WRITTEN TASK: Return all the data below as it stands, minus the pictures.

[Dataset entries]

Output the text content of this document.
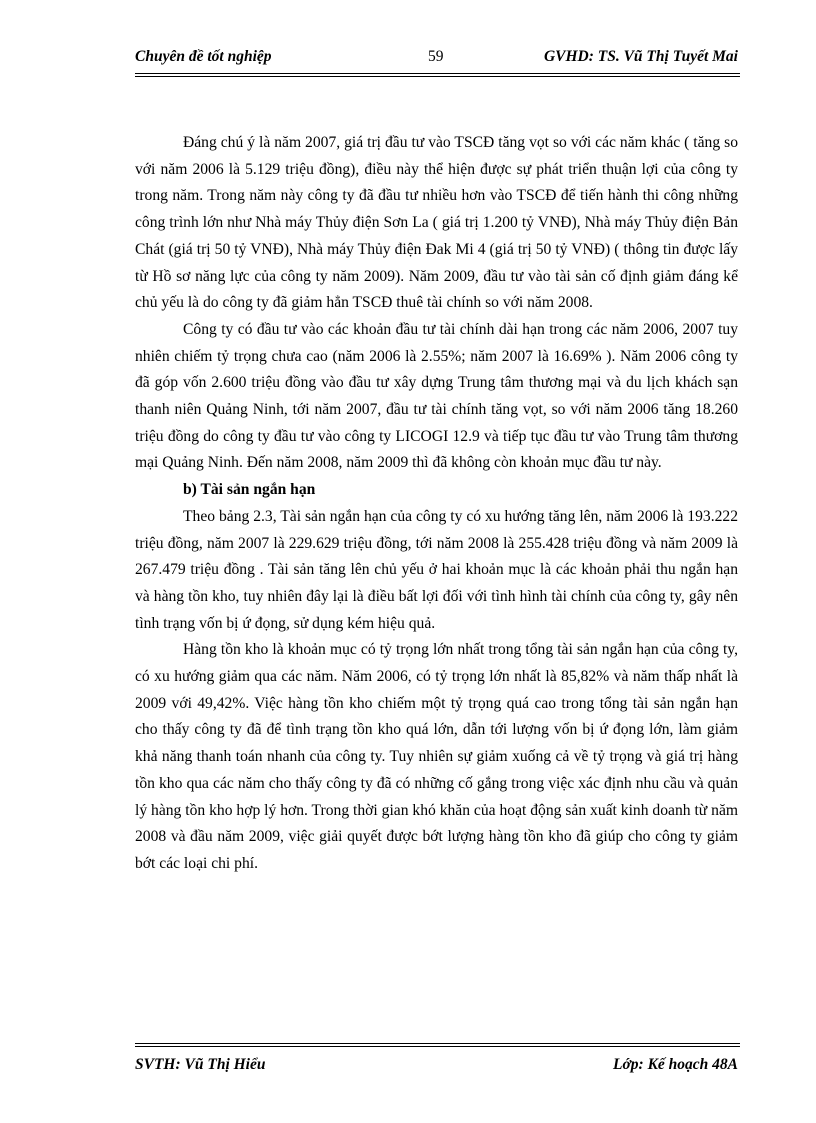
Chuyên đề tốt nghiệp	59	GVHD: TS. Vũ Thị Tuyết Mai

Đáng chú ý là năm 2007, giá trị đầu tư vào TSCĐ tăng vọt so với các năm khác ( tăng so với năm 2006 là 5.129 triệu đồng), điều này thể hiện được sự phát triển thuận lợi của công ty trong năm. Trong năm này công ty đã đầu tư nhiều hơn vào TSCĐ để tiến hành thi công những công trình lớn như Nhà máy Thủy điện Sơn La ( giá trị 1.200 tỷ VNĐ), Nhà máy Thủy điện Bản Chát (giá trị 50 tỷ VNĐ), Nhà máy Thủy điện Đak Mi 4 (giá trị 50 tỷ VNĐ) ( thông tin được lấy từ Hồ sơ năng lực của công ty năm 2009). Năm 2009, đầu tư vào tài sản cố định giảm đáng kể chủ yếu là do công ty đã giảm hẳn TSCĐ thuê tài chính so với năm 2008.

Công ty có đầu tư vào các khoản đầu tư tài chính dài hạn trong các năm 2006, 2007 tuy nhiên chiếm tỷ trọng chưa cao (năm 2006 là 2.55%; năm 2007 là 16.69% ). Năm 2006 công ty đã góp vốn 2.600 triệu đồng vào đầu tư xây dựng Trung tâm thương mại và du lịch khách sạn thanh niên Quảng Ninh, tới năm 2007, đầu tư tài chính tăng vọt, so với năm 2006 tăng 18.260 triệu đồng do công ty đầu tư vào công ty LICOGI 12.9 và tiếp tục đầu tư vào Trung tâm thương mại Quảng Ninh. Đến năm 2008, năm 2009 thì đã không còn khoản mục đầu tư này.

b) Tài sản ngắn hạn

Theo bảng 2.3, Tài sản ngắn hạn của công ty có xu hướng tăng lên, năm 2006 là 193.222 triệu đồng, năm 2007 là 229.629 triệu đồng, tới năm 2008 là 255.428 triệu đồng và năm 2009 là 267.479 triệu đồng . Tài sản tăng lên chủ yếu ở hai khoản mục là các khoản phải thu ngắn hạn và hàng tồn kho, tuy nhiên đây lại là điều bất lợi đối với tình hình tài chính của công ty, gây nên tình trạng vốn bị ứ đọng, sử dụng kém hiệu quả.

Hàng tồn kho là khoản mục có tỷ trọng lớn nhất trong tổng tài sản ngắn hạn của công ty, có xu hướng giảm qua các năm. Năm 2006, có tỷ trọng lớn nhất là 85,82% và năm thấp nhất là 2009 với 49,42%. Việc hàng tồn kho chiếm một tỷ trọng quá cao trong tổng tài sản ngắn hạn cho thấy công ty đã để tình trạng tồn kho quá lớn, dẫn tới lượng vốn bị ứ đọng lớn, làm giảm khả năng thanh toán nhanh của công ty. Tuy nhiên sự giảm xuống cả về tỷ trọng và giá trị hàng tồn kho qua các năm cho thấy công ty đã có những cố gắng trong việc xác định nhu cầu và quản lý hàng tồn kho hợp lý hơn. Trong thời gian khó khăn của hoạt động sản xuất kinh doanh từ năm 2008 và đầu năm 2009, việc giải quyết được bớt lượng hàng tồn kho đã giúp cho công ty giảm bớt các loại chi phí.

SVTH: Vũ Thị Hiểu	Lớp: Kế hoạch 48A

CORRECT RESULT:
Output the text content of this document.
Chuyên đề tốt nghiệp	59	GVHD: TS. Vũ Thị Tuyết Mai

Đáng chú ý là năm 2007, giá trị đầu tư vào TSCĐ tăng vọt so với các năm khác ( tăng so với năm 2006 là 5.129 triệu đồng), điều này thể hiện được sự phát triển thuận lợi của công ty trong năm. Trong năm này công ty đã đầu tư nhiều hơn vào TSCĐ để tiến hành thi công những công trình lớn như Nhà máy Thủy điện Sơn La ( giá trị 1.200 tỷ VNĐ), Nhà máy Thủy điện Bản Chát (giá trị 50 tỷ VNĐ), Nhà máy Thủy điện Đak Mi 4 (giá trị 50 tỷ VNĐ) ( thông tin được lấy từ Hồ sơ năng lực của công ty năm 2009). Năm 2009, đầu tư vào tài sản cố định giảm đáng kể chủ yếu là do công ty đã giảm hẳn TSCĐ thuê tài chính so với năm 2008.

Công ty có đầu tư vào các khoản đầu tư tài chính dài hạn trong các năm 2006, 2007 tuy nhiên chiếm tỷ trọng chưa cao (năm 2006 là 2.55%; năm 2007 là 16.69% ). Năm 2006 công ty đã góp vốn 2.600 triệu đồng vào đầu tư xây dựng Trung tâm thương mại và du lịch khách sạn thanh niên Quảng Ninh, tới năm 2007, đầu tư tài chính tăng vọt, so với năm 2006 tăng 18.260 triệu đồng do công ty đầu tư vào công ty LICOGI 12.9 và tiếp tục đầu tư vào Trung tâm thương mại Quảng Ninh. Đến năm 2008, năm 2009 thì đã không còn khoản mục đầu tư này.

b) Tài sản ngắn hạn

Theo bảng 2.3, Tài sản ngắn hạn của công ty có xu hướng tăng lên, năm 2006 là 193.222 triệu đồng, năm 2007 là 229.629 triệu đồng, tới năm 2008 là 255.428 triệu đồng và năm 2009 là 267.479 triệu đồng . Tài sản tăng lên chủ yếu ở hai khoản mục là các khoản phải thu ngắn hạn và hàng tồn kho, tuy nhiên đây lại là điều bất lợi đối với tình hình tài chính của công ty, gây nên tình trạng vốn bị ứ đọng, sử dụng kém hiệu quả.

Hàng tồn kho là khoản mục có tỷ trọng lớn nhất trong tổng tài sản ngắn hạn của công ty, có xu hướng giảm qua các năm. Năm 2006, có tỷ trọng lớn nhất là 85,82% và năm thấp nhất là 2009 với 49,42%. Việc hàng tồn kho chiếm một tỷ trọng quá cao trong tổng tài sản ngắn hạn cho thấy công ty đã để tình trạng tồn kho quá lớn, dẫn tới lượng vốn bị ứ đọng lớn, làm giảm khả năng thanh toán nhanh của công ty. Tuy nhiên sự giảm xuống cả về tỷ trọng và giá trị hàng tồn kho qua các năm cho thấy công ty đã có những cố gắng trong việc xác định nhu cầu và quản lý hàng tồn kho hợp lý hơn. Trong thời gian khó khăn của hoạt động sản xuất kinh doanh từ năm 2008 và đầu năm 2009, việc giải quyết được bớt lượng hàng tồn kho đã giúp cho công ty giảm bớt các loại chi phí.

SVTH: Vũ Thị Hiểu	Lớp: Kế hoạch 48A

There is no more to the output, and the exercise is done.